_What the task asks_
Whenever a line below holds the word "птицы", copy that line.

_Supplied information_
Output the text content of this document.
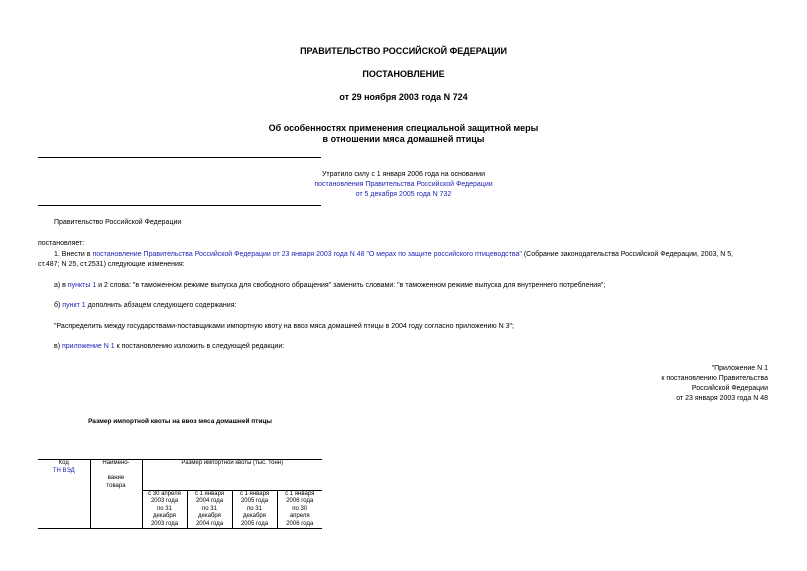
ПРАВИТЕЛЬСТВО РОССИЙСКОЙ ФЕДЕРАЦИИ
ПОСТАНОВЛЕНИЕ
от 29 ноября 2003 года N 724
Об особенностях применения специальной защитной меры
в отношении мяса домашней птицы
Утратило силу с 1 января 2006 года на основании
постановления Правительства Российской Федерации
от 5 декабря 2005 года N 732
Правительство Российской Федерации
постановляет:
1. Внести в постановление Правительства Российской Федерации от 23 января 2003 года N 48 "О мерах по защите российского птицеводства" (Собрание законодательства Российской Федерации, 2003, N 5,
ст.487; N 25, ст.2531) следующие изменения:
а) в пункты 1 и 2 слова: "в таможенном режиме выпуска для свободного обращения" заменить словами: "в таможенном режиме выпуска для внутреннего потребления";
б) пункт 1 дополнить абзацем следующего содержания:
"Распределить между государствами-поставщиками импортную квоту на ввоз мяса домашней птицы в 2004 году согласно приложению N 3";
в) приложение N 1 к постановлению изложить в следующей редакции:
"Приложение N 1
к постановлению Правительства
Российской Федерации
от 23 января 2003 года N 48
Размер импортной квоты на ввоз мяса домашней птицы
Код
ТН ВЭД	Наимено-

вание
товара	Размер импортной квоты (тыс. тонн)			
		с 30 апреля
2003 года
по 31
декабря
2003 года	с 1 января
2004 года
по 31
декабря
2004 года	с 1 января
2005 года
по 31
декабря
2005 года	с 1 января
2006 года
по 30
апреля
2006 года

_Written answer_
в отношении мяса домашней птицы
"Распределить между государствами-поставщиками импортную квоту на ввоз мяса домашней птицы в 2004 году согласно приложению N 3";
Размер импортной квоты на ввоз мяса домашней птицы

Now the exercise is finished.